**Given request**
Write out the lines of the records, from the first line through the line that contains "What elements are present", inclusive, reproducing each one character for character.

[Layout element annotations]
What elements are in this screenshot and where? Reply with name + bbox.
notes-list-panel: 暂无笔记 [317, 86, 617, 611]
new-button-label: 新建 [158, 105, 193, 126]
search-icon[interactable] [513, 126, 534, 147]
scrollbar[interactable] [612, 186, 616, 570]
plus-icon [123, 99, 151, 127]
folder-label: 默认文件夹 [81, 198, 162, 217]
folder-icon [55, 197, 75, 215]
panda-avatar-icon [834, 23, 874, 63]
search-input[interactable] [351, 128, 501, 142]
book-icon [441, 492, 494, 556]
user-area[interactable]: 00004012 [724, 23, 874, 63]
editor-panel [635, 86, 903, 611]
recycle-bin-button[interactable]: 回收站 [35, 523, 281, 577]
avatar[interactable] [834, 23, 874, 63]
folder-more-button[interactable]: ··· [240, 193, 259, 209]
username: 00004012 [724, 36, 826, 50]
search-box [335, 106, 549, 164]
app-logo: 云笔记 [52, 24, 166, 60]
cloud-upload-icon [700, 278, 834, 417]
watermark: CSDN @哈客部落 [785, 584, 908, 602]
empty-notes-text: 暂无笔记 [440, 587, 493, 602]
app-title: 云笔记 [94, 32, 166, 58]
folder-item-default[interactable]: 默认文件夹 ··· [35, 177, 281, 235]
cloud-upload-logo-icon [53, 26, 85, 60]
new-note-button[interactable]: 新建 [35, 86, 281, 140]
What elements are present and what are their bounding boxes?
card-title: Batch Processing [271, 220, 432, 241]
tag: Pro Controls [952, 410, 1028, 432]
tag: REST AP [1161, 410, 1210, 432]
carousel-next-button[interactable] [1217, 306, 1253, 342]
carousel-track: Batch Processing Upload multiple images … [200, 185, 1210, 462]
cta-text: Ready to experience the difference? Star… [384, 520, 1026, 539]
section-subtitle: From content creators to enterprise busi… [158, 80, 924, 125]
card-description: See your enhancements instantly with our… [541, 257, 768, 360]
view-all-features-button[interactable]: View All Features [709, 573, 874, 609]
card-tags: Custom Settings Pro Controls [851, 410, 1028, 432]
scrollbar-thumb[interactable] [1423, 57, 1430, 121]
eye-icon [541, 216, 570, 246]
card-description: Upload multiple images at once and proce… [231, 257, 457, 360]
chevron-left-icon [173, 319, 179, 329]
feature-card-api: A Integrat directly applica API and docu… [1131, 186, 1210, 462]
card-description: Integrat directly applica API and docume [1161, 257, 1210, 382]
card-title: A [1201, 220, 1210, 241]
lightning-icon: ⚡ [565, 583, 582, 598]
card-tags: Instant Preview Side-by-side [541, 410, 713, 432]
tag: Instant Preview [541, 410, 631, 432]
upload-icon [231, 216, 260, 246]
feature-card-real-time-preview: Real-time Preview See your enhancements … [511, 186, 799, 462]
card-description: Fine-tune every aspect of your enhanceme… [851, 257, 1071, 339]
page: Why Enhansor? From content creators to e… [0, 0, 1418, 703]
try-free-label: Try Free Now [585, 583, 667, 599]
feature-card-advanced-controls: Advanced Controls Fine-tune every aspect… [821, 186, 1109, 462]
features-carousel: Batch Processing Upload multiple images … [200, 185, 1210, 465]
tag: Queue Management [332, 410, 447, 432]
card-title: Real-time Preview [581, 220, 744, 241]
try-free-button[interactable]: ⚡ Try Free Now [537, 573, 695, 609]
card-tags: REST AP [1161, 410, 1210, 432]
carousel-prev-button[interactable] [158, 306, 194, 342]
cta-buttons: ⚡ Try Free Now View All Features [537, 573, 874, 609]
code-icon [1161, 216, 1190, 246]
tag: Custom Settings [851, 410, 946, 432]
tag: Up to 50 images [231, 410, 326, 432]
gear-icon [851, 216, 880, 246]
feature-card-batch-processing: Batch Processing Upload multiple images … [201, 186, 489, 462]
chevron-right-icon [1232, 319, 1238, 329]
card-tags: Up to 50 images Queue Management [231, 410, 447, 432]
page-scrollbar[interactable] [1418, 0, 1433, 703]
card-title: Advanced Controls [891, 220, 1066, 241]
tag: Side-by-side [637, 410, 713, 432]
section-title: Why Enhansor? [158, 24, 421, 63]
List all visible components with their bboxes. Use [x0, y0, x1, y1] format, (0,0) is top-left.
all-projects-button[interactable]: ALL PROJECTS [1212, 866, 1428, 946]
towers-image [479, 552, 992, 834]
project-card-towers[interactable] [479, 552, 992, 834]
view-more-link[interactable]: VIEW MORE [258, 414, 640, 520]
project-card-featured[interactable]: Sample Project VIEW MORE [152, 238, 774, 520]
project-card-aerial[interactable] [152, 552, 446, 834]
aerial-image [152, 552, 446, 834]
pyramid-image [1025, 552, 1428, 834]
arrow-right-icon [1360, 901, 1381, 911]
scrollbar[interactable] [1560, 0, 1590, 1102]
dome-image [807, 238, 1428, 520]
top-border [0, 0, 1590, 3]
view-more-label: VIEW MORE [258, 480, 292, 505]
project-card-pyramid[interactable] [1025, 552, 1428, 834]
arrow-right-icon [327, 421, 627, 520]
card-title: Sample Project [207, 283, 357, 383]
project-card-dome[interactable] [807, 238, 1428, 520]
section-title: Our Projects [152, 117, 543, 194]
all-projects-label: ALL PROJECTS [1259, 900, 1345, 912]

**Output of the task**
What elements are in this screenshot and where? Reply with name + bbox.
notes-list-panel: 暂无笔记 [317, 86, 617, 611]
new-button-label: 新建 [158, 105, 193, 126]
search-icon[interactable] [513, 126, 534, 147]
scrollbar[interactable] [612, 186, 616, 570]
plus-icon [123, 99, 151, 127]
folder-label: 默认文件夹 [81, 198, 162, 217]
folder-icon [55, 197, 75, 215]
panda-avatar-icon [834, 23, 874, 63]
search-input[interactable] [351, 128, 501, 142]
book-icon [441, 492, 494, 556]
user-area[interactable]: 00004012 [724, 23, 874, 63]
editor-panel [635, 86, 903, 611]
recycle-bin-button[interactable]: 回收站 [35, 523, 281, 577]
avatar[interactable] [834, 23, 874, 63]
folder-more-button[interactable]: ··· [240, 193, 259, 209]
username: 00004012 [724, 36, 826, 50]
search-box [335, 106, 549, 164]
app-logo: 云笔记 [52, 24, 166, 60]
cloud-upload-icon [700, 278, 834, 417]
watermark: CSDN @哈客部落 [785, 584, 908, 602]
empty-notes-text: 暂无笔记 [440, 587, 493, 602]
app-title: 云笔记 [94, 32, 166, 58]
folder-item-default[interactable]: 默认文件夹 ··· [35, 177, 281, 235]
cloud-upload-logo-icon [53, 26, 85, 60]
new-note-button[interactable]: 新建 [35, 86, 281, 140]
What elements are present and what are their bounding boxes?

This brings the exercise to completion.